* [Source data]
·····
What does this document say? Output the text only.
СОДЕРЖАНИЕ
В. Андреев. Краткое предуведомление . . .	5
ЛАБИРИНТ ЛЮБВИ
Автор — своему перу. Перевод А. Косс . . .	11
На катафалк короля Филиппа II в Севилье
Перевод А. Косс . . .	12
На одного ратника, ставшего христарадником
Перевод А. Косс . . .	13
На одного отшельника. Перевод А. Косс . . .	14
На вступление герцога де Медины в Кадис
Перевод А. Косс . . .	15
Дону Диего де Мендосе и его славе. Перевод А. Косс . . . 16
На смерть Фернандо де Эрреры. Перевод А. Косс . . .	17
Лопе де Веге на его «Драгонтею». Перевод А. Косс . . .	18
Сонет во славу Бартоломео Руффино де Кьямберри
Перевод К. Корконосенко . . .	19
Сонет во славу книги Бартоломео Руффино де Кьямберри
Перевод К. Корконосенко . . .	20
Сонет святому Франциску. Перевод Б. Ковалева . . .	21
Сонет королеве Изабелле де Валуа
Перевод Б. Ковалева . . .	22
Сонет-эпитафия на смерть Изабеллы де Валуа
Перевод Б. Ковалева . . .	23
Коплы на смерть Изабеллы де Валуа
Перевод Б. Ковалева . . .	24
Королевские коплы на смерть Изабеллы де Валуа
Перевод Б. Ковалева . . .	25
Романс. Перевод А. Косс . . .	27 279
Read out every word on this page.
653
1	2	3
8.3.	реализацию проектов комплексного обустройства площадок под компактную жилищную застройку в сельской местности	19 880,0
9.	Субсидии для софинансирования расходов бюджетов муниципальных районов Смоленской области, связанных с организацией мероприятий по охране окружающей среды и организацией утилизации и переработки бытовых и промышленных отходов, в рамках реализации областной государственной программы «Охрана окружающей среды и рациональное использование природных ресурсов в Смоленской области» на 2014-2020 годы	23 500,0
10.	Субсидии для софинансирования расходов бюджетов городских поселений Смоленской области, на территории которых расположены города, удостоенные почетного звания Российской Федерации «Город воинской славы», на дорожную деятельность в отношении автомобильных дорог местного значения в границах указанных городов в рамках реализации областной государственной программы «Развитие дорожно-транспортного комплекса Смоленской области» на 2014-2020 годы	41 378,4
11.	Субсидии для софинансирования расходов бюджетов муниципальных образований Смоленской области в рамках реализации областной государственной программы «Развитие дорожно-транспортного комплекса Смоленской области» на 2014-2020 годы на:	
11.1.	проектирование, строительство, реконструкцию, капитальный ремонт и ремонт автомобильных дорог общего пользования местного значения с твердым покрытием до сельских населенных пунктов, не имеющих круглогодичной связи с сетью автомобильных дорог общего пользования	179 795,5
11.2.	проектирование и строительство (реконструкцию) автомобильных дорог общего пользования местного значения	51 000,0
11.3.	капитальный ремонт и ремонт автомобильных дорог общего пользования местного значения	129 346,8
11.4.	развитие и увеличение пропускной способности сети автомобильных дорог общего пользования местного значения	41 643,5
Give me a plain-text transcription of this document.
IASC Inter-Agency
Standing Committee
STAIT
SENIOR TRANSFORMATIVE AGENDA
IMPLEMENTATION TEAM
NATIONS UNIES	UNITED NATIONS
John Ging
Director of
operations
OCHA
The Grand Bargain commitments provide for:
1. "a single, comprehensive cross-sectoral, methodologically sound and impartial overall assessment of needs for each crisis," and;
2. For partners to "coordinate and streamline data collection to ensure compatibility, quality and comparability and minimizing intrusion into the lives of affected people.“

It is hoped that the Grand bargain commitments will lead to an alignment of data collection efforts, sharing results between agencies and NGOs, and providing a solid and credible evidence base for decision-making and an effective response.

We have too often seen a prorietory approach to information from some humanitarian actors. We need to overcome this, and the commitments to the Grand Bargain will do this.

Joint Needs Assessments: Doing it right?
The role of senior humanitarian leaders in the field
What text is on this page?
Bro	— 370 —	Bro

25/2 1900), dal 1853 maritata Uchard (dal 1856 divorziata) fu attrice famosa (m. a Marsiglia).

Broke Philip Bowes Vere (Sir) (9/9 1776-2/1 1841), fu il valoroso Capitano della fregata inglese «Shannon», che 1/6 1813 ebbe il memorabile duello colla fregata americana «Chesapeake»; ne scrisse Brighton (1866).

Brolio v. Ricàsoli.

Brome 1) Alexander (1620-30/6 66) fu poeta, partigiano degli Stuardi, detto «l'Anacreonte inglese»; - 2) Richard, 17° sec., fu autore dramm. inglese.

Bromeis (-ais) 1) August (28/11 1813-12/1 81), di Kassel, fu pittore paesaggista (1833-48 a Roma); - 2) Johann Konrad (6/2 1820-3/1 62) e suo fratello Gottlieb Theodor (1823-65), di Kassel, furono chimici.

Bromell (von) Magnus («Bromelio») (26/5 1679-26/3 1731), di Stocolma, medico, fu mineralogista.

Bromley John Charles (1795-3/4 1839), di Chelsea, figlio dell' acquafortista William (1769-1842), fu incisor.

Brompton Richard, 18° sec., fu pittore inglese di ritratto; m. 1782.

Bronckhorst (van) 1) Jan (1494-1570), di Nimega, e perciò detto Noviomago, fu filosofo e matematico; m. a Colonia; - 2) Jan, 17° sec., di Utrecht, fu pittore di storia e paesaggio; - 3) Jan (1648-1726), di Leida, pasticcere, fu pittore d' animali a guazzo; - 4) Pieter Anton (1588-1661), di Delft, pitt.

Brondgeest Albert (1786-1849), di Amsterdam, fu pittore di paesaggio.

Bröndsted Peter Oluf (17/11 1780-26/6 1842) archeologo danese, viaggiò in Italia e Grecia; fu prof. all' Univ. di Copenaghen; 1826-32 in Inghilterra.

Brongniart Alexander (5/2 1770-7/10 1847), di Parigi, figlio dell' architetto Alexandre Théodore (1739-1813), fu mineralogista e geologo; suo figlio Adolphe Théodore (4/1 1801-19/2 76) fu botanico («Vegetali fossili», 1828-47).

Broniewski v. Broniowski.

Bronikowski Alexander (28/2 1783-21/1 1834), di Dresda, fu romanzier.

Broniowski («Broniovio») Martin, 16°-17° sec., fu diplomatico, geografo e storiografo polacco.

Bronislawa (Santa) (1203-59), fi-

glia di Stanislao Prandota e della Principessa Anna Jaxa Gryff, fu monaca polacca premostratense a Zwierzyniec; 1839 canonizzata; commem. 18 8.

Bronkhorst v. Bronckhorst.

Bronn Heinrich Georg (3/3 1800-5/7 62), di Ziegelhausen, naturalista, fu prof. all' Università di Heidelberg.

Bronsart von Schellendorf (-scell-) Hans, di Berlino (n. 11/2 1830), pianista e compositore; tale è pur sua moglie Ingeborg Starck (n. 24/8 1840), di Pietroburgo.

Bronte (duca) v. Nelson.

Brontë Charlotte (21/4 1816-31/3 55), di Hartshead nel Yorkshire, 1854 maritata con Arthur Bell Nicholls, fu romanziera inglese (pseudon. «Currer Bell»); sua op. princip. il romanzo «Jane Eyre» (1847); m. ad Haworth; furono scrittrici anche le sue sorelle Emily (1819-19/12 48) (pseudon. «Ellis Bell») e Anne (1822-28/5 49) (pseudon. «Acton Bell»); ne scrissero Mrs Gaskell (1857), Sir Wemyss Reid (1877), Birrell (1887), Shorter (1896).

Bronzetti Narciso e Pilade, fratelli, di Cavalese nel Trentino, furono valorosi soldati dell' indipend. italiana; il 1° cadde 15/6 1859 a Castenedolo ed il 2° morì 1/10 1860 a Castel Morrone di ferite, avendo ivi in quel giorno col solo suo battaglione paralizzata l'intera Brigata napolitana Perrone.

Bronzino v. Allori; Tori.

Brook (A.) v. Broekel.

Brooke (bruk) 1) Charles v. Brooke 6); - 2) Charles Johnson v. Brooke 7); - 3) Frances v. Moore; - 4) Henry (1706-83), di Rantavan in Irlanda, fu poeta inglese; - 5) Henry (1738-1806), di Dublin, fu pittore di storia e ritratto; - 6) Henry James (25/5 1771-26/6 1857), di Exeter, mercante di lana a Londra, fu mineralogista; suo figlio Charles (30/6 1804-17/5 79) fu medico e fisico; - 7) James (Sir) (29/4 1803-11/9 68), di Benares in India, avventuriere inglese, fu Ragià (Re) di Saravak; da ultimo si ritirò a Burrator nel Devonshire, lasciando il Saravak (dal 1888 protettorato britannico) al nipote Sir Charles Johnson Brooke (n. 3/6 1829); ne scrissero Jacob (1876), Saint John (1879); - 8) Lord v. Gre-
·····
* [Task details] Pick out every line above that contains the word "Broniowski" and copy it.

* [Solution to this exercise]
Broniewski v. Broniowski.
Broniowski («Broniovio») Martin, 16°-17° sec., fu diplomatico, geografo e storiografo polacco.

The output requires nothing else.